- SUPPLIED RECORDS:
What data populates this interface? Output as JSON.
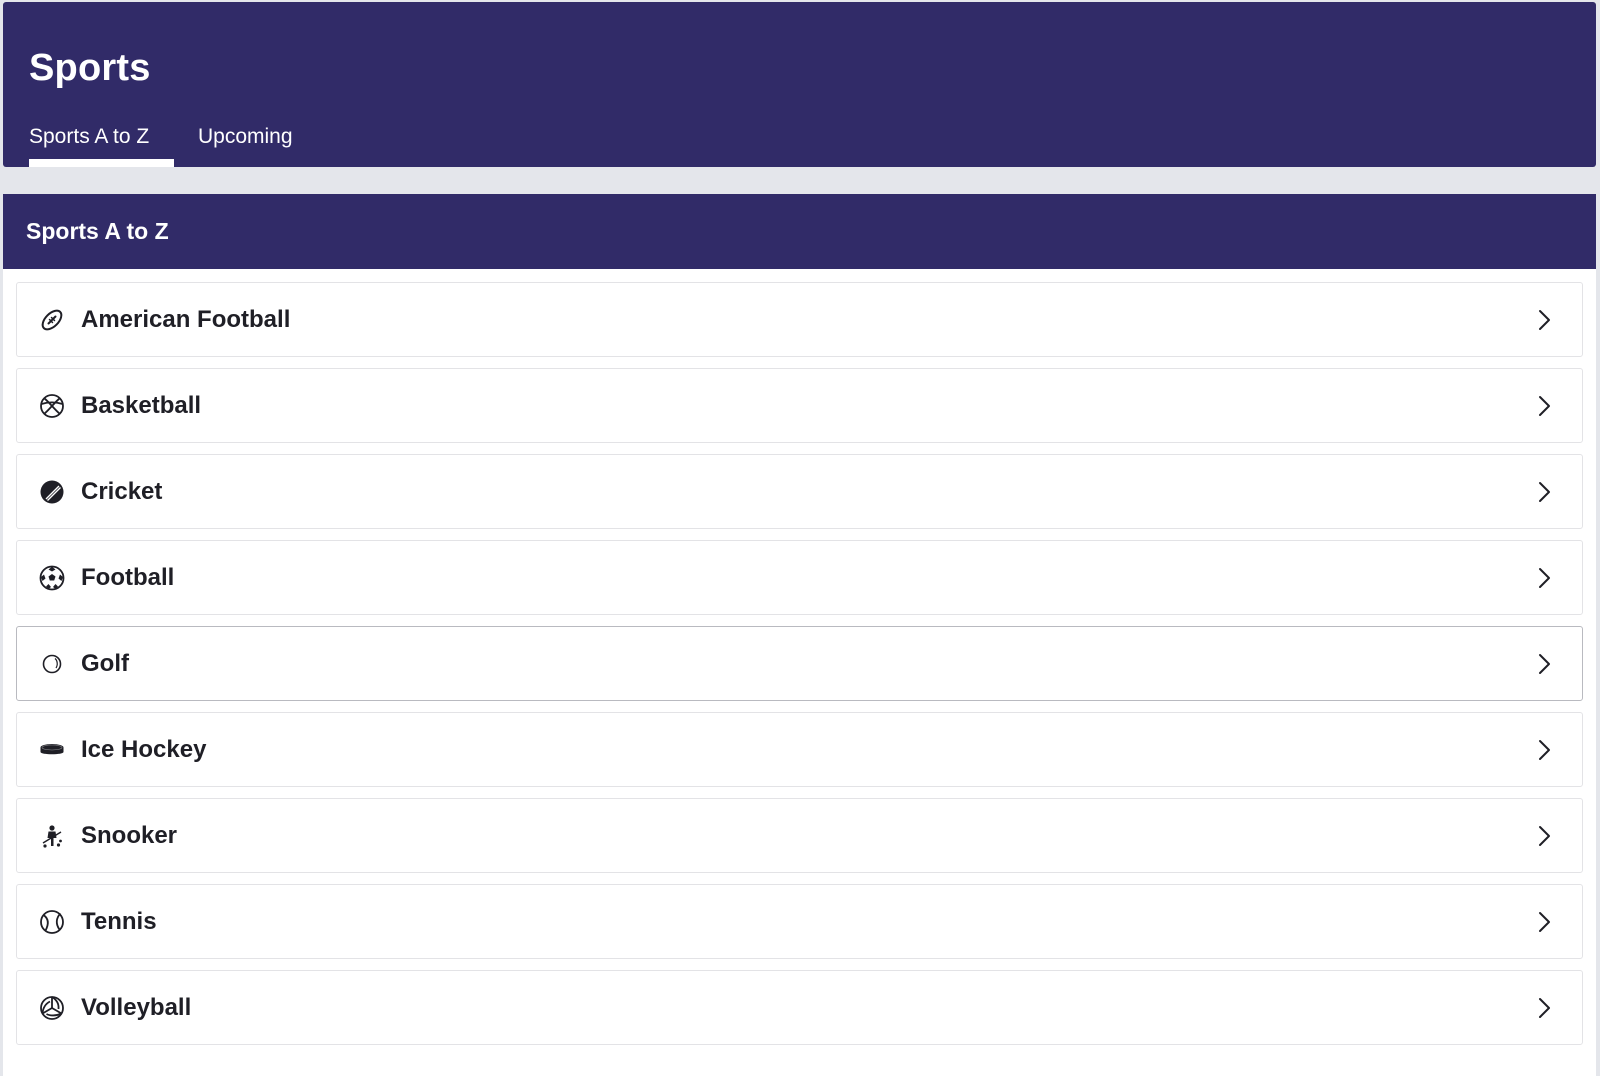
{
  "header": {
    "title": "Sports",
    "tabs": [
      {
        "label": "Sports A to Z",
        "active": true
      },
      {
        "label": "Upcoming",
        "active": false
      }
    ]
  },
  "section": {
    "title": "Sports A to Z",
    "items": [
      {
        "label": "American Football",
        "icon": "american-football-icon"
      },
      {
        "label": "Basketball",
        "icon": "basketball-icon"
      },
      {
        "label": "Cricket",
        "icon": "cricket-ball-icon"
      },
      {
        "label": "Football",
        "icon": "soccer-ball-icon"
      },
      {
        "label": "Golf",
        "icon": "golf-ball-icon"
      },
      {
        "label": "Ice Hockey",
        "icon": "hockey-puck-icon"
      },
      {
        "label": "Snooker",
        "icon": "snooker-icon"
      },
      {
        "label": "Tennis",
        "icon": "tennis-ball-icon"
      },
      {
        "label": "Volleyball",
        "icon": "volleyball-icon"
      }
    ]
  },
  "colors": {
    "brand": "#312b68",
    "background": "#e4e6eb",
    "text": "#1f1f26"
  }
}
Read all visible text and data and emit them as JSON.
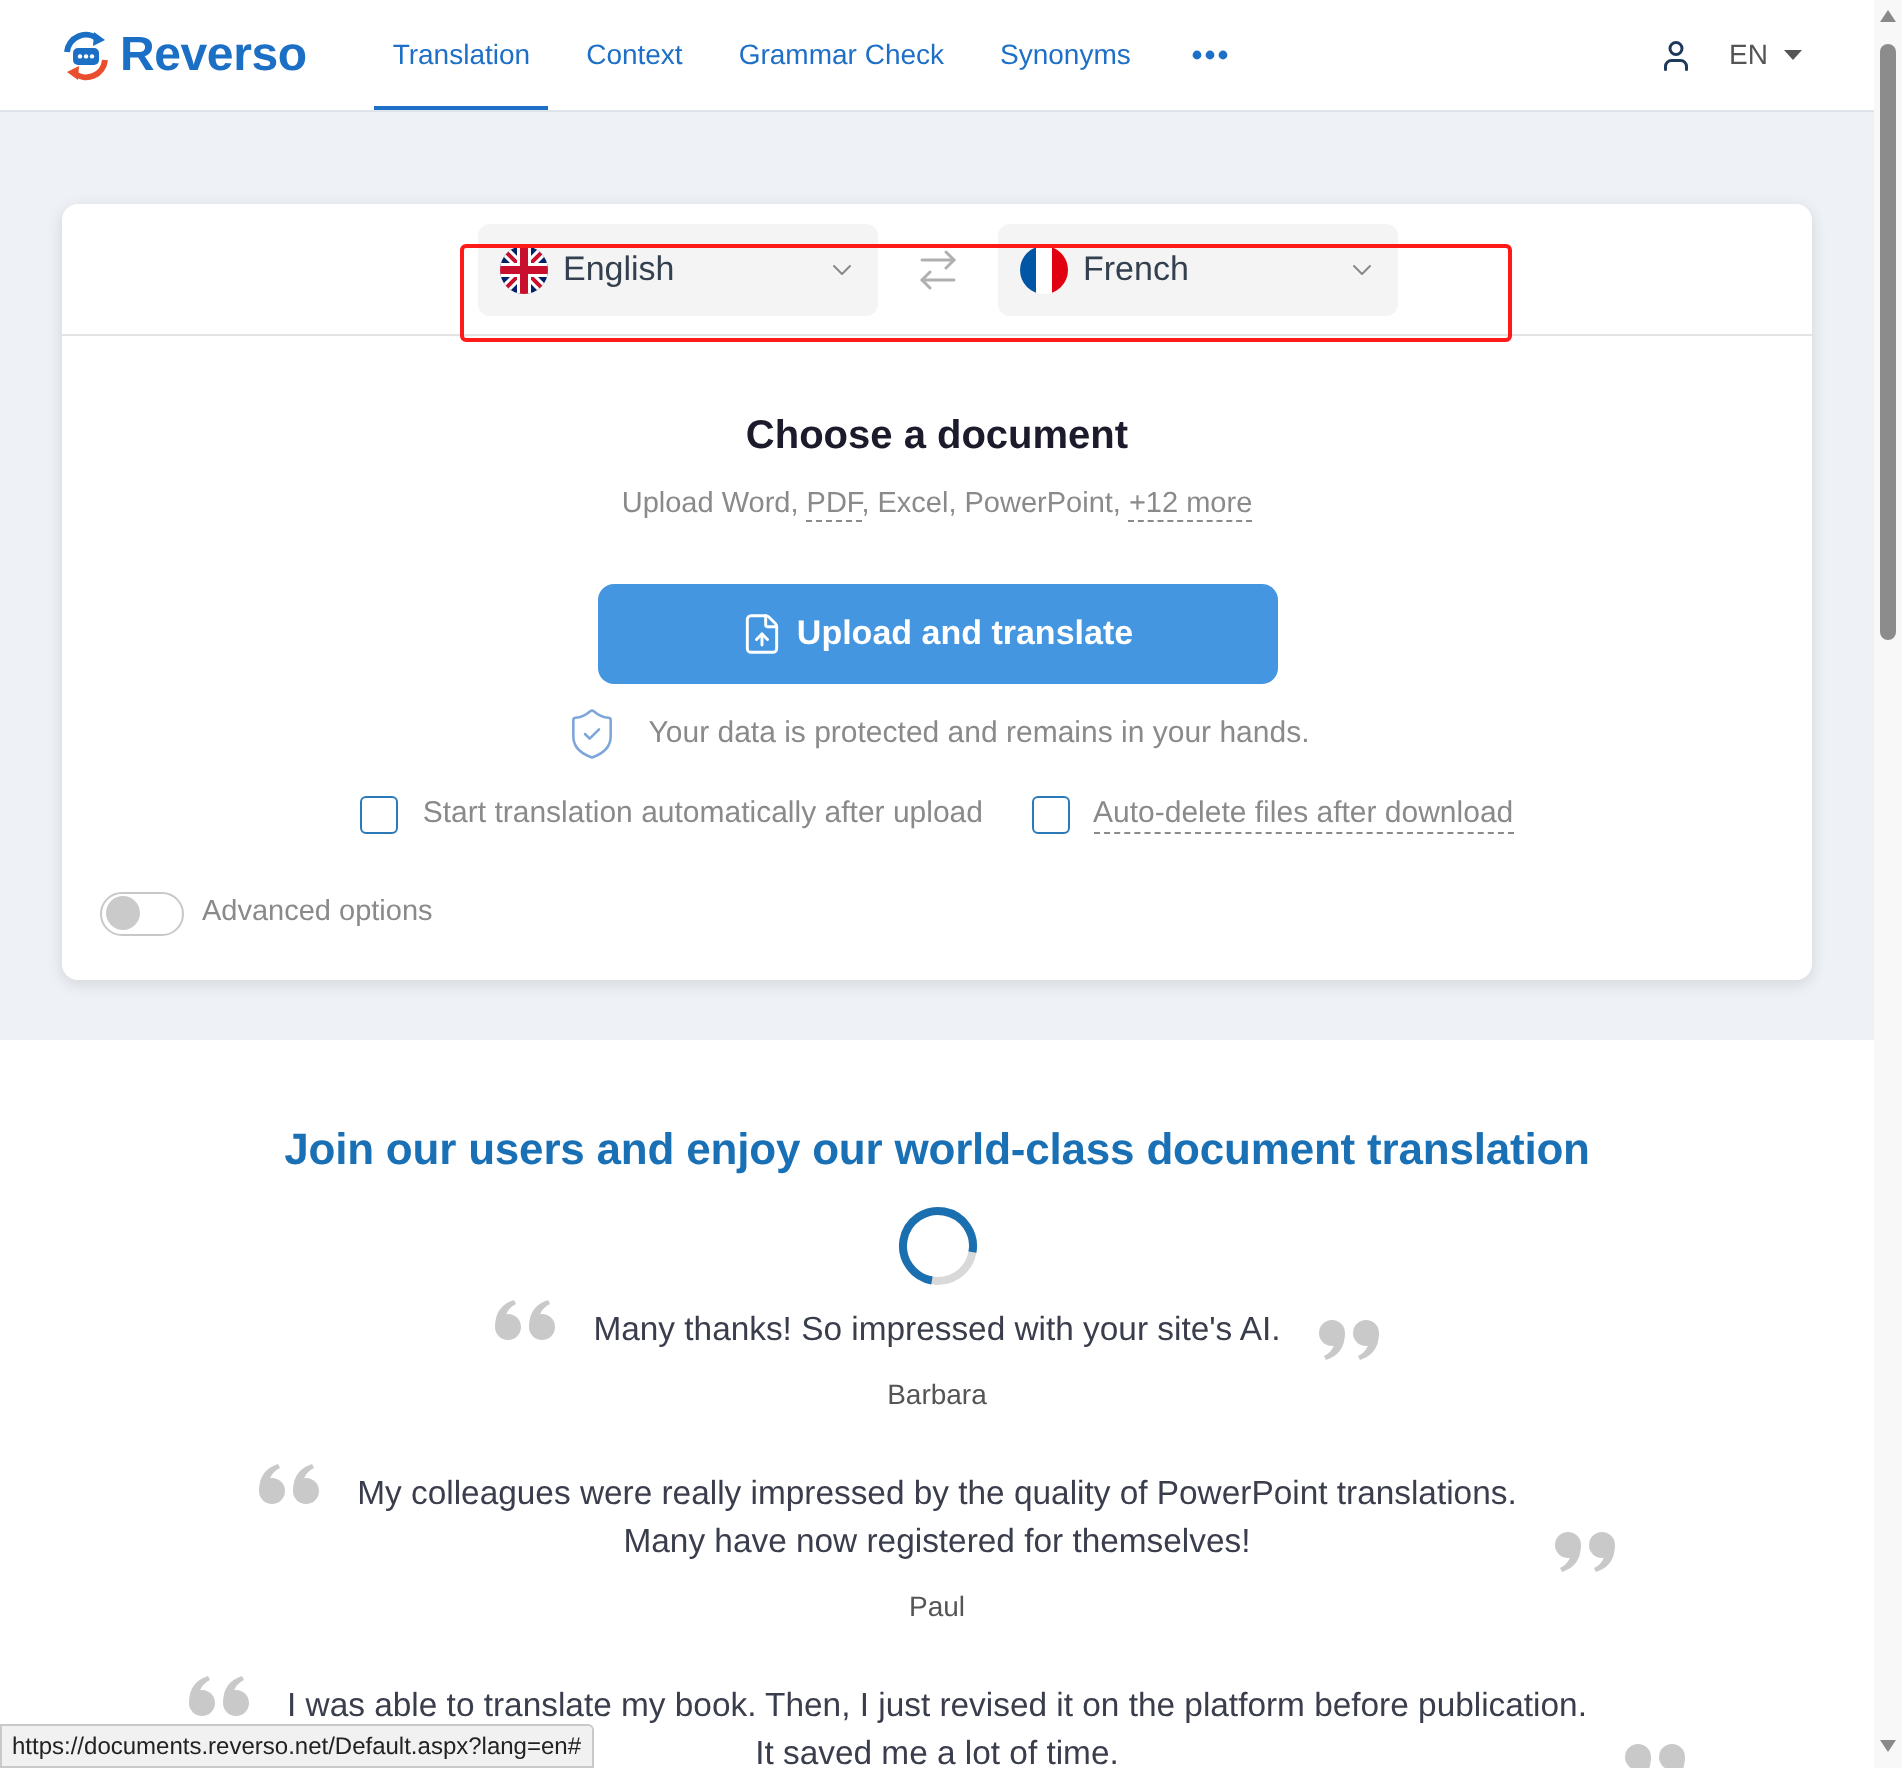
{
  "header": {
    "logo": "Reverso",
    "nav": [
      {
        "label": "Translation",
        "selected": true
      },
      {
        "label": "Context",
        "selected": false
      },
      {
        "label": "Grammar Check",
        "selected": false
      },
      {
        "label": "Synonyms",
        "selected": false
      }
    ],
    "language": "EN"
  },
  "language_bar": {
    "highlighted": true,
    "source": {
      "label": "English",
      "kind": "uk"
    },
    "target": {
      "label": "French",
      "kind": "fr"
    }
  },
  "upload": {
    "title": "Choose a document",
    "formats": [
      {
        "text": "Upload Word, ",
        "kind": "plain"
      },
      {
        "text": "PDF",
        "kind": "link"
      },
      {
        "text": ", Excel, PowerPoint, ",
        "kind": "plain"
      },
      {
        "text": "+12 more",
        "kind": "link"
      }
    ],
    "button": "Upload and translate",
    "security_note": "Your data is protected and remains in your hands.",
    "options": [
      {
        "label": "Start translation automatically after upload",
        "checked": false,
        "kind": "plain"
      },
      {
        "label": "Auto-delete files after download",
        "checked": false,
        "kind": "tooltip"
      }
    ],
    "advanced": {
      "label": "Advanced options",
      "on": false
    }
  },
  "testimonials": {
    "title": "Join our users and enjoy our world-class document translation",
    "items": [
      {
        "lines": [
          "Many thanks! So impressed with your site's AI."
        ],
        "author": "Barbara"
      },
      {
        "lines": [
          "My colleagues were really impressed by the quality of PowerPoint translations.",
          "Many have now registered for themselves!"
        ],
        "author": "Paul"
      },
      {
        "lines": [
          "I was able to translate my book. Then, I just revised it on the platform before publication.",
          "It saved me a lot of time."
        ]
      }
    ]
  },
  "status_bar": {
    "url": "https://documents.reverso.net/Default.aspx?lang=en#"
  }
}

- WRITTEN REQUEST: Repeat the records above exactly, leaving out any pictures they contain.

- RIGHT ANSWER:
What data populates this interface? Output as JSON.
{
  "header": {
    "title": "Sports",
    "tabs": [
      {
        "label": "Sports A to Z",
        "active": true
      },
      {
        "label": "Upcoming",
        "active": false
      }
    ]
  },
  "section": {
    "title": "Sports A to Z",
    "items": [
      {
        "label": "American Football",
        "icon": "american-football-icon"
      },
      {
        "label": "Basketball",
        "icon": "basketball-icon"
      },
      {
        "label": "Cricket",
        "icon": "cricket-ball-icon"
      },
      {
        "label": "Football",
        "icon": "soccer-ball-icon"
      },
      {
        "label": "Golf",
        "icon": "golf-ball-icon"
      },
      {
        "label": "Ice Hockey",
        "icon": "hockey-puck-icon"
      },
      {
        "label": "Snooker",
        "icon": "snooker-icon"
      },
      {
        "label": "Tennis",
        "icon": "tennis-ball-icon"
      },
      {
        "label": "Volleyball",
        "icon": "volleyball-icon"
      }
    ]
  },
  "colors": {
    "brand": "#312b68",
    "background": "#e4e6eb",
    "text": "#1f1f26"
  }
}
Read all visible text and data and emit them as JSON.
{
  "header": {
    "logo": "Reverso",
    "nav": [
      {
        "label": "Translation",
        "selected": true
      },
      {
        "label": "Context",
        "selected": false
      },
      {
        "label": "Grammar Check",
        "selected": false
      },
      {
        "label": "Synonyms",
        "selected": false
      }
    ],
    "language": "EN"
  },
  "language_bar": {
    "highlighted": true,
    "source": {
      "label": "English",
      "kind": "uk"
    },
    "target": {
      "label": "French",
      "kind": "fr"
    }
  },
  "upload": {
    "title": "Choose a document",
    "formats": [
      {
        "text": "Upload Word, ",
        "kind": "plain"
      },
      {
        "text": "PDF",
        "kind": "link"
      },
      {
        "text": ", Excel, PowerPoint, ",
        "kind": "plain"
      },
      {
        "text": "+12 more",
        "kind": "link"
      }
    ],
    "button": "Upload and translate",
    "security_note": "Your data is protected and remains in your hands.",
    "options": [
      {
        "label": "Start translation automatically after upload",
        "checked": false,
        "kind": "plain"
      },
      {
        "label": "Auto-delete files after download",
        "checked": false,
        "kind": "tooltip"
      }
    ],
    "advanced": {
      "label": "Advanced options",
      "on": false
    }
  },
  "testimonials": {
    "title": "Join our users and enjoy our world-class document translation",
    "items": [
      {
        "lines": [
          "Many thanks! So impressed with your site's AI."
        ],
        "author": "Barbara"
      },
      {
        "lines": [
          "My colleagues were really impressed by the quality of PowerPoint translations.",
          "Many have now registered for themselves!"
        ],
        "author": "Paul"
      },
      {
        "lines": [
          "I was able to translate my book. Then, I just revised it on the platform before publication.",
          "It saved me a lot of time."
        ]
      }
    ]
  },
  "status_bar": {
    "url": "https://documents.reverso.net/Default.aspx?lang=en#"
  }
}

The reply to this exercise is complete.